— Start RECORDS TO PROCESS —

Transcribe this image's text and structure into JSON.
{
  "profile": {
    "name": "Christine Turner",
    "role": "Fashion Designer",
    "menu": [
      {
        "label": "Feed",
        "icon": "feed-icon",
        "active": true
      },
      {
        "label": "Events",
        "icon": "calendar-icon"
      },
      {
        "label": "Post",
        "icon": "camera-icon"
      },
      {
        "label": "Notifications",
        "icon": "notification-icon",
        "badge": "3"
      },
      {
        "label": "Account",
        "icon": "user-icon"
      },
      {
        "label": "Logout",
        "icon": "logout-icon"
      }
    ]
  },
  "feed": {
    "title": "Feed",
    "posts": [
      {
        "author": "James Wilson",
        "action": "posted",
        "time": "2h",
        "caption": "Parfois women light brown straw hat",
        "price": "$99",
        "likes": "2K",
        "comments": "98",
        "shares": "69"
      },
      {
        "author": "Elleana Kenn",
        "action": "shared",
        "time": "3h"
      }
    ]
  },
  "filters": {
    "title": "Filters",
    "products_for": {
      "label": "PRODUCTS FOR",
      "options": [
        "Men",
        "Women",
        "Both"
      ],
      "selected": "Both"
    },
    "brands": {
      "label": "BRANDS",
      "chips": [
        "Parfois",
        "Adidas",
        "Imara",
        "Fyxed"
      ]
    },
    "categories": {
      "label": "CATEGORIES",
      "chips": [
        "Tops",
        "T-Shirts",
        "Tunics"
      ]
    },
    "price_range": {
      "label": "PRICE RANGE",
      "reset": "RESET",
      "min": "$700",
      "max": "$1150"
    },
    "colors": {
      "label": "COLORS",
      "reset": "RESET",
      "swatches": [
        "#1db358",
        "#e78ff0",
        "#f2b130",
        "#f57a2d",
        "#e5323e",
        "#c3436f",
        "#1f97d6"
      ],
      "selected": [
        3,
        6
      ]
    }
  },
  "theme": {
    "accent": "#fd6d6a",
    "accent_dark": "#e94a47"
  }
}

— End RECORDS TO PROCESS —

WHAT IS BEING ASKED:
Say how many lines in this listing hold the string "Parfois", giving the count and nothing more.

COMPLETED EXERCISE:
2